Given exercise 1 ->
According to the first-quarter operating highlights, why did the gross profit margin improve by 170 basis points? Answer in one to three sentences.

Text block ->
§ §
Financial data as of April 1, 2006, December 31, 2005 and April 2, 2005, and for the three month periods ended April 1, 2006 and April 2, 2005, can be found on Schedules 1, 2, 3 and 4 to this release.

First Quarter Operating Highlights

First quarter net revenues increased 6.1% to $466.3 million, including $60.4 million in revenues from the newly acquired CKJEA Business. Intimate Apparel Group revenues increased, reflecting the continued momentum of Warner's and the ongoing expansion of the Calvin Klein underwear retail business, while revenues in both the Swimwear Group and Sportswear Group (excluding the CKJEA Business) declined compared to the prior year period. Net revenues for the first quarter of fiscal 2006 were negatively affected by approximately $4.4 million related to the translation of foreign currencies, primarily as a result of a stronger dollar relative to the first quarter of fiscal 2005.

Gross profit was $174.3 million, or 37.4% of net revenues, including $33.9 million in gross profit from the CKJEA Business, compared to $157.0 million, or 35.7% of net revenues, for the first quarter of fiscal 2005. The 170 basis point improvement in gross profit margin reflects improvement in the Intimate Apparel Group's Core Brands gross profit margin, coupled with the strong gross profit margins of the acquired CKJEA Business, offset by declines in the gross profit margins of the Sportswear Group (excluding the CKJEA Business) and Swimwear Group. The decline in the Sportswear Group's gross profit margin was primarily due to a change in the distribution mix in Calvin Klein jeans (excluding the CKJEA Business) and an increase in dilution as well as the timing of certain other costs in Chaps. The Swimwear Group's gross profit margin was negatively affected by costs associated with the implementation of a new systems infrastructure, continued investments in Ocean Pacific and increased provisions for excess inventories. Gross profit for the first quarter of fiscal 2006 was also negatively affected by approximately $2.5 million related to the translation of foreign currencies, primarily as a result of a stronger dollar relative to the first quarter of fiscal 2005.

Selling, general and administrative ("SG&A") expenses were $136.3 million, or 29.3% of net revenues, compared to $102.8 million, or 23.4% of net revenues, for the prior year quarter. Contributing to the increase in SG&A was $25.8 million of SG&A from the CKJEA Business along with (i) the addition of approximately $2.0 million due to an increased percentage of revenues generated from higher SG&A businesses (including international and retail); (ii) over $2.0 million related to investments in the Company's brands, including the vertical integration of core apparel categories at OP; (iii) approximately $1.6 million of incremental information technology expense and other costs primarily associated with the implementation of the new systems infrastructure at the Swimwear Group; and (iv) approximately $1.2 million in marketing expense related to the recently introduced nationwide Speedo advertising campaign. SG&A expenses for the first quarter of fiscal 2006 benefited from approximately $1.9 million related to the translation of foreign currencies, primarily as a result of a stronger dollar relative to the first quarter of fiscal 2005.

Amortization of intangible assets was $3.4 million, up from $1.0 million in the prior year period, primarily due to an increase in intangible assets associated with the acquisition of the CKJEA Business.
§ §
Dataset records ->
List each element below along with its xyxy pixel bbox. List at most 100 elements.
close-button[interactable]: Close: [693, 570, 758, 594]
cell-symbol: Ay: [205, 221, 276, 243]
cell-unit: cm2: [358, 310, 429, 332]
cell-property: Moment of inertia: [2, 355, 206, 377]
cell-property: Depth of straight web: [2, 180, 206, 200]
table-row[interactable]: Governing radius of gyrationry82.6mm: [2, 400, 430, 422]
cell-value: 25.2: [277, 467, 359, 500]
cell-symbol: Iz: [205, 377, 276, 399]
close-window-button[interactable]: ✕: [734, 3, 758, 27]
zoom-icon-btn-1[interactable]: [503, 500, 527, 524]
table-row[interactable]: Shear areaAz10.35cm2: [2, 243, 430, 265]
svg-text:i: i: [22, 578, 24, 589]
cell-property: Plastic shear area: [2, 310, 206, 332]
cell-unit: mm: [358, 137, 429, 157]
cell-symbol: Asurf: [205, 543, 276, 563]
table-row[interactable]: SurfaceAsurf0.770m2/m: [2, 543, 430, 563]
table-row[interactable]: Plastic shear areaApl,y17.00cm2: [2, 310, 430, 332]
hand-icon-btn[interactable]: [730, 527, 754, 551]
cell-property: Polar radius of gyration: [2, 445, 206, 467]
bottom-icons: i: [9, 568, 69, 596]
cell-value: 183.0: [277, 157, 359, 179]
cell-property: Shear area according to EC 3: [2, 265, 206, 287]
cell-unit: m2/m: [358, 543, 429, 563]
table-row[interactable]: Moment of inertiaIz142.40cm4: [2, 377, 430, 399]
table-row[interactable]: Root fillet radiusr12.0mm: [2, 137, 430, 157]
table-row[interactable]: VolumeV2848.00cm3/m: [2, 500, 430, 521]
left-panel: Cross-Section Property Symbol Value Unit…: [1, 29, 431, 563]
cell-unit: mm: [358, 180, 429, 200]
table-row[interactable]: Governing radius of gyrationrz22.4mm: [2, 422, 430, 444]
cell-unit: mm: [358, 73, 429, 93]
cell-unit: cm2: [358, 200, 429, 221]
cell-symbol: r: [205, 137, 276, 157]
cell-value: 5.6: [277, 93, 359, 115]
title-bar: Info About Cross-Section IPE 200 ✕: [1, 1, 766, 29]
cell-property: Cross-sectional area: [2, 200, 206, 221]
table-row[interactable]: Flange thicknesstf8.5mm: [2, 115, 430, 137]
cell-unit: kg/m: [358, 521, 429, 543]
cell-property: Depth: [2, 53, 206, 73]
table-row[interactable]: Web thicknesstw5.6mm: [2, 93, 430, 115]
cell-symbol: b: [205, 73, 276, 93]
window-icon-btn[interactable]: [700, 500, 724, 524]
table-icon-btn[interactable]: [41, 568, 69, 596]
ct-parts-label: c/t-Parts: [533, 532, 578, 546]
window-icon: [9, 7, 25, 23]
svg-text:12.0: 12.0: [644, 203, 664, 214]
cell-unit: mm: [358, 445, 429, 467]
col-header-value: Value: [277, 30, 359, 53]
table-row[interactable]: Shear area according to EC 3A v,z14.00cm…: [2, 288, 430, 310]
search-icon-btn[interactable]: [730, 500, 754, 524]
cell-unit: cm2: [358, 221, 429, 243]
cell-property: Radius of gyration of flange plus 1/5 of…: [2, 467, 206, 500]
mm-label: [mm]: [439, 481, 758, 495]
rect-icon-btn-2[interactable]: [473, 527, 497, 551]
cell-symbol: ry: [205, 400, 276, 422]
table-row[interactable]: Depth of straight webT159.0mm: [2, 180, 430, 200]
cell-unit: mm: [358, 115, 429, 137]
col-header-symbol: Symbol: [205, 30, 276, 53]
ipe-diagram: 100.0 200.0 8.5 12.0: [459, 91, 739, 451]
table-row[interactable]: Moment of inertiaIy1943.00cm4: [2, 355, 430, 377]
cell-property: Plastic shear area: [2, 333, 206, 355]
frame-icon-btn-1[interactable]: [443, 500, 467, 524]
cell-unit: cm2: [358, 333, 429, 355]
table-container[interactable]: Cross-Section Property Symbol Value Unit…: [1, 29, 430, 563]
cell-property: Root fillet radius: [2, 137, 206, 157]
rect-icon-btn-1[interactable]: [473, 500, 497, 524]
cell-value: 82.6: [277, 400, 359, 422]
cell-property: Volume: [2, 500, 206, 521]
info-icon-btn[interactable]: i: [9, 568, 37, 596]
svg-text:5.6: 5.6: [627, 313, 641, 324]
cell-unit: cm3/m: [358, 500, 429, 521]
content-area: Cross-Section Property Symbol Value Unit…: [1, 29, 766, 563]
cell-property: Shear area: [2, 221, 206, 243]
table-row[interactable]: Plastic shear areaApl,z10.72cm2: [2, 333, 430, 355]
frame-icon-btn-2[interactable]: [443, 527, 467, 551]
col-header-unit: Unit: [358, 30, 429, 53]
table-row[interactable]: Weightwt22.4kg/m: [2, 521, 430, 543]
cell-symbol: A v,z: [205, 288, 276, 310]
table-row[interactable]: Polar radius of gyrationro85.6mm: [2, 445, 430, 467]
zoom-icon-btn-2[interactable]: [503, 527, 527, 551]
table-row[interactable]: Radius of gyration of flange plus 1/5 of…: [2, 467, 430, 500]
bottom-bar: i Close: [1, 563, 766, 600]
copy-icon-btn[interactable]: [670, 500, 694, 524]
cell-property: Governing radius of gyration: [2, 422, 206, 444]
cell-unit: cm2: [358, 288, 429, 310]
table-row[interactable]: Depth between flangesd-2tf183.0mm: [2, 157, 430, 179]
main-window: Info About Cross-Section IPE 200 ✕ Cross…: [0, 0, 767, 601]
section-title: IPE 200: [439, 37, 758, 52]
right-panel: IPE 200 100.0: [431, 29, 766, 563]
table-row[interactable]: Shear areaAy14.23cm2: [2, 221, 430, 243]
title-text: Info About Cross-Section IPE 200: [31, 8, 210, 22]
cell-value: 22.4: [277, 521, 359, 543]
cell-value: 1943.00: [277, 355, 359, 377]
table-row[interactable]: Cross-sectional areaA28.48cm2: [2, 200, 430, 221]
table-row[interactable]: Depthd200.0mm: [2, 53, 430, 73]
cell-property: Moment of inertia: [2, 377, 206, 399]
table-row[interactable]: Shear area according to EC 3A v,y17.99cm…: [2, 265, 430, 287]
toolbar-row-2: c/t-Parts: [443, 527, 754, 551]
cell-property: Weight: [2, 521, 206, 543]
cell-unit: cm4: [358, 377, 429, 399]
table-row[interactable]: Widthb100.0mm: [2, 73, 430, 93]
§ §
Given exercise 2 ->
Copy the listing word for word from its first line through the line containing "cell-property: Moment of inertia: [2, 355, 206, 377]", including both of those lines.

Final answer 1 ->
The gross profit margin improved because the Intimate Apparel Group's Core Brands gross profit margin rose and the acquired CKJEA Business had strong gross profit margins. Lower gross profit margins in the Sportswear Group (excluding the CKJEA Business) and the Swimwear Group partly offset these gains.

Final answer 2 ->
List each element below along with its xyxy pixel bbox. List at most 100 elements.
close-button[interactable]: Close: [693, 570, 758, 594]
cell-symbol: Ay: [205, 221, 276, 243]
cell-unit: cm2: [358, 310, 429, 332]
cell-property: Moment of inertia: [2, 355, 206, 377]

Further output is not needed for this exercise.